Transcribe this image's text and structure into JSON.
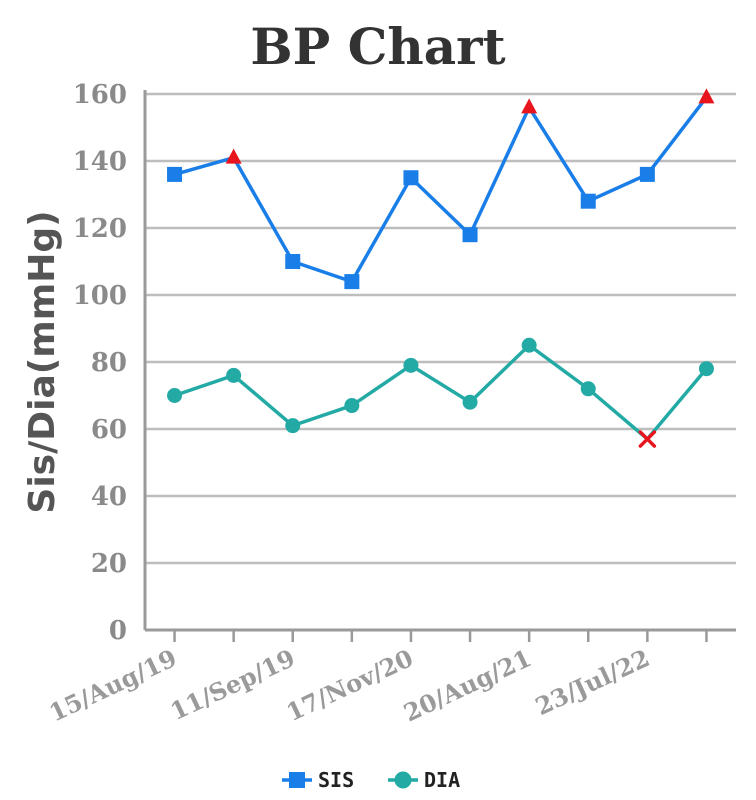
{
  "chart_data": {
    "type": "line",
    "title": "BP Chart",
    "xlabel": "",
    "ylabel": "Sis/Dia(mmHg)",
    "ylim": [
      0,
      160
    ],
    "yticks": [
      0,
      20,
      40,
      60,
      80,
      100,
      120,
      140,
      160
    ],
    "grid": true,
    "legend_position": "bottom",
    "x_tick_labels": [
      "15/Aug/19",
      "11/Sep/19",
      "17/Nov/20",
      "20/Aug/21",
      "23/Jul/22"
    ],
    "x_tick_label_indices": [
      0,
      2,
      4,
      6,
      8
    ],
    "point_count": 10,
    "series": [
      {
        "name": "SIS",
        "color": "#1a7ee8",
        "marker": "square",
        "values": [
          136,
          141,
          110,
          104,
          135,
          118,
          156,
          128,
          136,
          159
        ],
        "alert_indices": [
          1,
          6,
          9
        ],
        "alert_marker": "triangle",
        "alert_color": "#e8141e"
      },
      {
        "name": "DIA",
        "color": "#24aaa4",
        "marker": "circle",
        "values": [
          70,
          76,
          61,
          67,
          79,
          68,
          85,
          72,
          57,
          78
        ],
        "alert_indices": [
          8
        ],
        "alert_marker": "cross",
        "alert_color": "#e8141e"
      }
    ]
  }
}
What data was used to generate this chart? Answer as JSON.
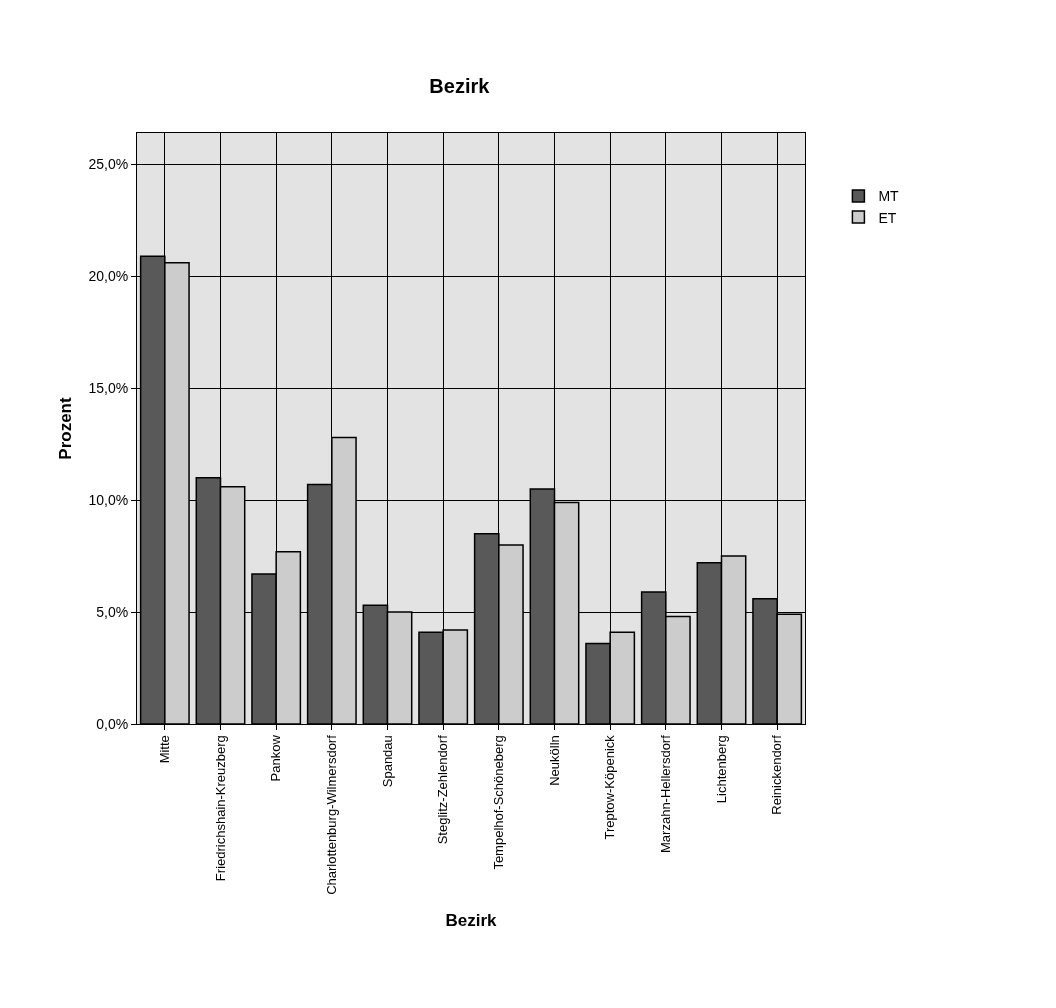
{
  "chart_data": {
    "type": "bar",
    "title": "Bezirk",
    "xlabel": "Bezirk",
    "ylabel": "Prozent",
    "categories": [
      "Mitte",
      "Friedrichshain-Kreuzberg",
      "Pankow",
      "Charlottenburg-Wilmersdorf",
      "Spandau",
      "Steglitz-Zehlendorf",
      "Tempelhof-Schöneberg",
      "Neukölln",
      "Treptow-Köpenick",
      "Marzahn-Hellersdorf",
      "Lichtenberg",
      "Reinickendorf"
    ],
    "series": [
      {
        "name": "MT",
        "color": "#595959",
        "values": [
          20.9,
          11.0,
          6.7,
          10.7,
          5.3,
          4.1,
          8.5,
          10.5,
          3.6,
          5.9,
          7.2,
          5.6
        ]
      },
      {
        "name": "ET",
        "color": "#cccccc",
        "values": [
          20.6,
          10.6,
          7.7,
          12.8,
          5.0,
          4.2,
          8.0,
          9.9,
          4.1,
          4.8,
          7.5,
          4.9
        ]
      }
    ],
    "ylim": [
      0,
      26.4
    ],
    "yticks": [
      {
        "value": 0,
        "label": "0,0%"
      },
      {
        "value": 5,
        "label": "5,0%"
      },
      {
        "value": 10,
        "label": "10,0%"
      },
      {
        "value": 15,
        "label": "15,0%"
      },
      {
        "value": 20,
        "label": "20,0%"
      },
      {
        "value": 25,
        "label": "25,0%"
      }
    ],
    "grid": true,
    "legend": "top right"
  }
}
—————
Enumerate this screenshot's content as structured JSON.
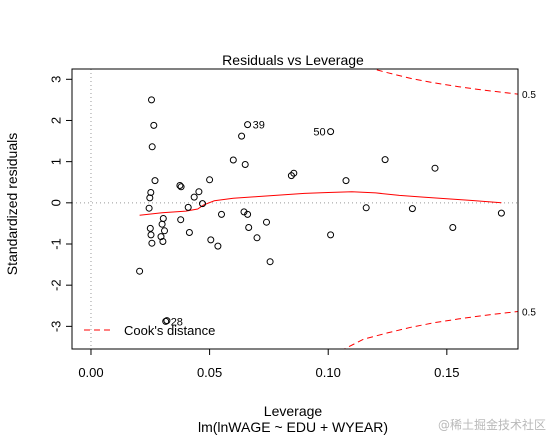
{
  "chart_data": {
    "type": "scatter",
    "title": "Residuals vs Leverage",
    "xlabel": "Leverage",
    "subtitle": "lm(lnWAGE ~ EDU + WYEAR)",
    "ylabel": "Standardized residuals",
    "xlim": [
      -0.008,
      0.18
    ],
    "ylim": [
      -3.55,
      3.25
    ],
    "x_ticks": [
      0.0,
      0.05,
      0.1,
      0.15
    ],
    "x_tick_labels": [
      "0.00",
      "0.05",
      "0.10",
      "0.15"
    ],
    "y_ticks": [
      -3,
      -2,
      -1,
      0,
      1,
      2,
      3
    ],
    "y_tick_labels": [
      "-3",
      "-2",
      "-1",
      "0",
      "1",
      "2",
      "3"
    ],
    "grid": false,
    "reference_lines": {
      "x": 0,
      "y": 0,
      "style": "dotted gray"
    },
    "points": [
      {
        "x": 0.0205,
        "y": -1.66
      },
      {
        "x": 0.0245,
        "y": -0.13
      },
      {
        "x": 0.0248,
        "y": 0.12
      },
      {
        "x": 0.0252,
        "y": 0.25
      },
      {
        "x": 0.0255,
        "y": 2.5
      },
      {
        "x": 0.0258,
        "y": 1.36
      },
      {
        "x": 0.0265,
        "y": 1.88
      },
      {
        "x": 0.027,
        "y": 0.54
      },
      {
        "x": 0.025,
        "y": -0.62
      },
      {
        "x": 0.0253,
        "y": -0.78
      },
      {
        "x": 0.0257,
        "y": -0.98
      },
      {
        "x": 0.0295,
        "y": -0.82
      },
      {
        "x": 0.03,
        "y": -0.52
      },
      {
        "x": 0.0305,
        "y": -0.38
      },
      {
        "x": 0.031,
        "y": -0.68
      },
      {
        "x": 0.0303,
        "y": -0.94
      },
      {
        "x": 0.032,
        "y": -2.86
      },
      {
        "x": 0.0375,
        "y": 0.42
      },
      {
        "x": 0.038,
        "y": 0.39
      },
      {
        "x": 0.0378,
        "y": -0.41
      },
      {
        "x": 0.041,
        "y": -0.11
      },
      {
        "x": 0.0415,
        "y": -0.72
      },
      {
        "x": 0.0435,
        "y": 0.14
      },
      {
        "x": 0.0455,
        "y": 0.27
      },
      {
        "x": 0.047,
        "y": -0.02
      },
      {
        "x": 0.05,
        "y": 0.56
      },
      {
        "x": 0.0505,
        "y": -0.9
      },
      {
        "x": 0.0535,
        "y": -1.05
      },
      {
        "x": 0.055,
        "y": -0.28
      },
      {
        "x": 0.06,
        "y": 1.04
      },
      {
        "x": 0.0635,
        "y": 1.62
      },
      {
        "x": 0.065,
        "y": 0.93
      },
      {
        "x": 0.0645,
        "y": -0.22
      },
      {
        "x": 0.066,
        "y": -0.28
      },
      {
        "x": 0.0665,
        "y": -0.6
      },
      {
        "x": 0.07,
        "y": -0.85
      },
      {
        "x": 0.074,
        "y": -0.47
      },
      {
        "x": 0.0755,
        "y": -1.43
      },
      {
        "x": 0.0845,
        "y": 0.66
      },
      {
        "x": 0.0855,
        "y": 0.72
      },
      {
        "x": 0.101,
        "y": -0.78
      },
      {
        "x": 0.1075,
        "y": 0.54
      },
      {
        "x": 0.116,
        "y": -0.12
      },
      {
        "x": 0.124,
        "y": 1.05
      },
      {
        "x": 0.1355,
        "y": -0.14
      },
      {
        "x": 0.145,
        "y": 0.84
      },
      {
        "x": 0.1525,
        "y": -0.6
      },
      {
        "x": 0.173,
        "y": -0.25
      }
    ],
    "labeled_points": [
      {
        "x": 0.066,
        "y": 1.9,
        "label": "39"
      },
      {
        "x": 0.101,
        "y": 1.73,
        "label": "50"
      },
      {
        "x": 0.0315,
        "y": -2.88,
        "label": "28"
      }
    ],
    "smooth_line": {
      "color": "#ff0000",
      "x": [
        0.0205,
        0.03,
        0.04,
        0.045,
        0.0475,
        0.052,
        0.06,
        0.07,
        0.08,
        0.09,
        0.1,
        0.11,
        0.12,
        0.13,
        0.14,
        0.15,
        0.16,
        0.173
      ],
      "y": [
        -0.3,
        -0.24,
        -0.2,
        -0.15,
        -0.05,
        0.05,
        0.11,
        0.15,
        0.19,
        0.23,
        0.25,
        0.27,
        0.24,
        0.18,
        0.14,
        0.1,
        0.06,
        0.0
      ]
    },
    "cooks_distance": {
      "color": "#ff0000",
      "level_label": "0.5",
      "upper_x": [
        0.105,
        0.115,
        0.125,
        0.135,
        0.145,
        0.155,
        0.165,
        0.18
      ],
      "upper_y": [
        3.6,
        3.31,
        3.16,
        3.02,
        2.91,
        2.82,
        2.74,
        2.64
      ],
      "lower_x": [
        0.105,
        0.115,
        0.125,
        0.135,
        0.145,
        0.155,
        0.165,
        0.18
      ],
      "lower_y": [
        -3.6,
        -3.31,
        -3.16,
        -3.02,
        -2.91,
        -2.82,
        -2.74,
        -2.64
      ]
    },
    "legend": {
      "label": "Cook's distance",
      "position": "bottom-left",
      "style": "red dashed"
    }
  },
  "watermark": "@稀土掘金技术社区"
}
—————
▶ **TASK DETAILS**: Search the data for the string "ylabel" and copy each line where it appears.

▶ **RESPONSE BELOW**:
    "ylabel": "Sis/Dia(mmHg)",
    "ylabel": "Prozent",
    "ylabel": "Standardized residuals",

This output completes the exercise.